■ EXERCISE DETAILS ■
Quote the entries that follow exactly, leaving none out.

═════ SOURCE RECORDS

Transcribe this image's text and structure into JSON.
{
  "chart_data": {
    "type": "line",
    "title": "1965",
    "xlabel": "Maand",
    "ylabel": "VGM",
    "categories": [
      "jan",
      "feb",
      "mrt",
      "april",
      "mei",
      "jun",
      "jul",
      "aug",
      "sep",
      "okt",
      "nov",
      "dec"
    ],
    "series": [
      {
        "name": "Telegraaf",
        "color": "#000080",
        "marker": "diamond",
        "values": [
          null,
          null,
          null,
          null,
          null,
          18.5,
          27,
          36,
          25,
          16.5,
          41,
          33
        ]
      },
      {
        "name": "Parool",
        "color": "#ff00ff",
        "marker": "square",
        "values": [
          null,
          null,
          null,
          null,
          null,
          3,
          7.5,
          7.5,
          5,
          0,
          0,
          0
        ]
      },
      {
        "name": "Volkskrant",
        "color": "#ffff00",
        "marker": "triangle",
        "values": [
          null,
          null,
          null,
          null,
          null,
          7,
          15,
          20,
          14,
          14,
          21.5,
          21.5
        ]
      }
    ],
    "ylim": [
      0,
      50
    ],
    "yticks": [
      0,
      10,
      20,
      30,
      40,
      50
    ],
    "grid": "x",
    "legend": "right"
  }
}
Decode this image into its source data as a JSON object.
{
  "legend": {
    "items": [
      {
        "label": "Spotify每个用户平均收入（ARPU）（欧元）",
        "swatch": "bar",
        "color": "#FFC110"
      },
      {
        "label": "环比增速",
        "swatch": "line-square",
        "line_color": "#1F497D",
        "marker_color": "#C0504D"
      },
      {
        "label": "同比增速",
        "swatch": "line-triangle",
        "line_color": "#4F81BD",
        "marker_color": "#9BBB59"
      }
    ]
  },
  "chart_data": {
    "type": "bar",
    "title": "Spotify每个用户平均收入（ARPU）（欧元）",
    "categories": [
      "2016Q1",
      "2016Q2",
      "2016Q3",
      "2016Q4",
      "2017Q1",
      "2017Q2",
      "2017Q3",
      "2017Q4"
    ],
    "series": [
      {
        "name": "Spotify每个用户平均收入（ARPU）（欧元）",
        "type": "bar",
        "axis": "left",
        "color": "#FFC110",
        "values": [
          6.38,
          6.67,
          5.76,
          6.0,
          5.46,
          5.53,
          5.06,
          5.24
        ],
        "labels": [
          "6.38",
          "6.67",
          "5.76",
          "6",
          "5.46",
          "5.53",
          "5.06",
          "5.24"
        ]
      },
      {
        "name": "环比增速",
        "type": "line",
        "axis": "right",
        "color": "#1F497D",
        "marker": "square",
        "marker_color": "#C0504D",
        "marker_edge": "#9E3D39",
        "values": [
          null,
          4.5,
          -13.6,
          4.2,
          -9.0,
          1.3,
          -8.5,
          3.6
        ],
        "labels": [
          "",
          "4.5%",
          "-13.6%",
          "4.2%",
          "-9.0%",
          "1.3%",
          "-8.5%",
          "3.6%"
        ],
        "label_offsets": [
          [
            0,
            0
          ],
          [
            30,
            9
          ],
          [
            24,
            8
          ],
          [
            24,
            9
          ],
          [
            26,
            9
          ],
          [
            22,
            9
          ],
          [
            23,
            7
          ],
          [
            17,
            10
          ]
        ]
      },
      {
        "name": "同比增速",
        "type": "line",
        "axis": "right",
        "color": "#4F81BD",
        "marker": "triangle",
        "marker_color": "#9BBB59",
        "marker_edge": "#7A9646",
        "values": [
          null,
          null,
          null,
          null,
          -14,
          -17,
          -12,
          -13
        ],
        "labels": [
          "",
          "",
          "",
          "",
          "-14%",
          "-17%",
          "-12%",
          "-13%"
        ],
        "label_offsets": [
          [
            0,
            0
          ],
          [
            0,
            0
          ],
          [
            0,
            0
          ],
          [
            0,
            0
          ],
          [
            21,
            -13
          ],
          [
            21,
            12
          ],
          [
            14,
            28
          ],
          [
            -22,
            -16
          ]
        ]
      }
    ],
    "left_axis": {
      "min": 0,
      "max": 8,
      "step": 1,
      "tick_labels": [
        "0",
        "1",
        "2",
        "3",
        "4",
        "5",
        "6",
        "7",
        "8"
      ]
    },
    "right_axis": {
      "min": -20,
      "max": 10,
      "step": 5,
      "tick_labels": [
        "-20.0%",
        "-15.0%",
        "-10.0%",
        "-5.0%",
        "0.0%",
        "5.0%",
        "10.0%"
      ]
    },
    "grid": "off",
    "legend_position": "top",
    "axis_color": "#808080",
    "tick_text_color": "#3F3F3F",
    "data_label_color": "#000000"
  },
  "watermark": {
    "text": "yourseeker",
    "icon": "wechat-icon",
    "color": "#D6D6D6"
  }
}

══════════

■ TASK RESPONSE ■
Transcribe this image's text and structure into JSON.
{
  "chart_data": {
    "type": "line",
    "title": "1965",
    "xlabel": "Maand",
    "ylabel": "VGM",
    "categories": [
      "jan",
      "feb",
      "mrt",
      "april",
      "mei",
      "jun",
      "jul",
      "aug",
      "sep",
      "okt",
      "nov",
      "dec"
    ],
    "series": [
      {
        "name": "Telegraaf",
        "color": "#000080",
        "marker": "diamond",
        "values": [
          null,
          null,
          null,
          null,
          null,
          18.5,
          27,
          36,
          25,
          16.5,
          41,
          33
        ]
      },
      {
        "name": "Parool",
        "color": "#ff00ff",
        "marker": "square",
        "values": [
          null,
          null,
          null,
          null,
          null,
          3,
          7.5,
          7.5,
          5,
          0,
          0,
          0
        ]
      },
      {
        "name": "Volkskrant",
        "color": "#ffff00",
        "marker": "triangle",
        "values": [
          null,
          null,
          null,
          null,
          null,
          7,
          15,
          20,
          14,
          14,
          21.5,
          21.5
        ]
      }
    ],
    "ylim": [
      0,
      50
    ],
    "yticks": [
      0,
      10,
      20,
      30,
      40,
      50
    ],
    "grid": "x",
    "legend": "right"
  }
}
Decode this image into its source data as a JSON object.
{
  "legend": {
    "items": [
      {
        "label": "Spotify每个用户平均收入（ARPU）（欧元）",
        "swatch": "bar",
        "color": "#FFC110"
      },
      {
        "label": "环比增速",
        "swatch": "line-square",
        "line_color": "#1F497D",
        "marker_color": "#C0504D"
      },
      {
        "label": "同比增速",
        "swatch": "line-triangle",
        "line_color": "#4F81BD",
        "marker_color": "#9BBB59"
      }
    ]
  },
  "chart_data": {
    "type": "bar",
    "title": "Spotify每个用户平均收入（ARPU）（欧元）",
    "categories": [
      "2016Q1",
      "2016Q2",
      "2016Q3",
      "2016Q4",
      "2017Q1",
      "2017Q2",
      "2017Q3",
      "2017Q4"
    ],
    "series": [
      {
        "name": "Spotify每个用户平均收入（ARPU）（欧元）",
        "type": "bar",
        "axis": "left",
        "color": "#FFC110",
        "values": [
          6.38,
          6.67,
          5.76,
          6.0,
          5.46,
          5.53,
          5.06,
          5.24
        ],
        "labels": [
          "6.38",
          "6.67",
          "5.76",
          "6",
          "5.46",
          "5.53",
          "5.06",
          "5.24"
        ]
      },
      {
        "name": "环比增速",
        "type": "line",
        "axis": "right",
        "color": "#1F497D",
        "marker": "square",
        "marker_color": "#C0504D",
        "marker_edge": "#9E3D39",
        "values": [
          null,
          4.5,
          -13.6,
          4.2,
          -9.0,
          1.3,
          -8.5,
          3.6
        ],
        "labels": [
          "",
          "4.5%",
          "-13.6%",
          "4.2%",
          "-9.0%",
          "1.3%",
          "-8.5%",
          "3.6%"
        ],
        "label_offsets": [
          [
            0,
            0
          ],
          [
            30,
            9
          ],
          [
            24,
            8
          ],
          [
            24,
            9
          ],
          [
            26,
            9
          ],
          [
            22,
            9
          ],
          [
            23,
            7
          ],
          [
            17,
            10
          ]
        ]
      },
      {
        "name": "同比增速",
        "type": "line",
        "axis": "right",
        "color": "#4F81BD",
        "marker": "triangle",
        "marker_color": "#9BBB59",
        "marker_edge": "#7A9646",
        "values": [
          null,
          null,
          null,
          null,
          -14,
          -17,
          -12,
          -13
        ],
        "labels": [
          "",
          "",
          "",
          "",
          "-14%",
          "-17%",
          "-12%",
          "-13%"
        ],
        "label_offsets": [
          [
            0,
            0
          ],
          [
            0,
            0
          ],
          [
            0,
            0
          ],
          [
            0,
            0
          ],
          [
            21,
            -13
          ],
          [
            21,
            12
          ],
          [
            14,
            28
          ],
          [
            -22,
            -16
          ]
        ]
      }
    ],
    "left_axis": {
      "min": 0,
      "max": 8,
      "step": 1,
      "tick_labels": [
        "0",
        "1",
        "2",
        "3",
        "4",
        "5",
        "6",
        "7",
        "8"
      ]
    },
    "right_axis": {
      "min": -20,
      "max": 10,
      "step": 5,
      "tick_labels": [
        "-20.0%",
        "-15.0%",
        "-10.0%",
        "-5.0%",
        "0.0%",
        "5.0%",
        "10.0%"
      ]
    },
    "grid": "off",
    "legend_position": "top",
    "axis_color": "#808080",
    "tick_text_color": "#3F3F3F",
    "data_label_color": "#000000"
  },
  "watermark": {
    "text": "yourseeker",
    "icon": "wechat-icon",
    "color": "#D6D6D6"
  }
}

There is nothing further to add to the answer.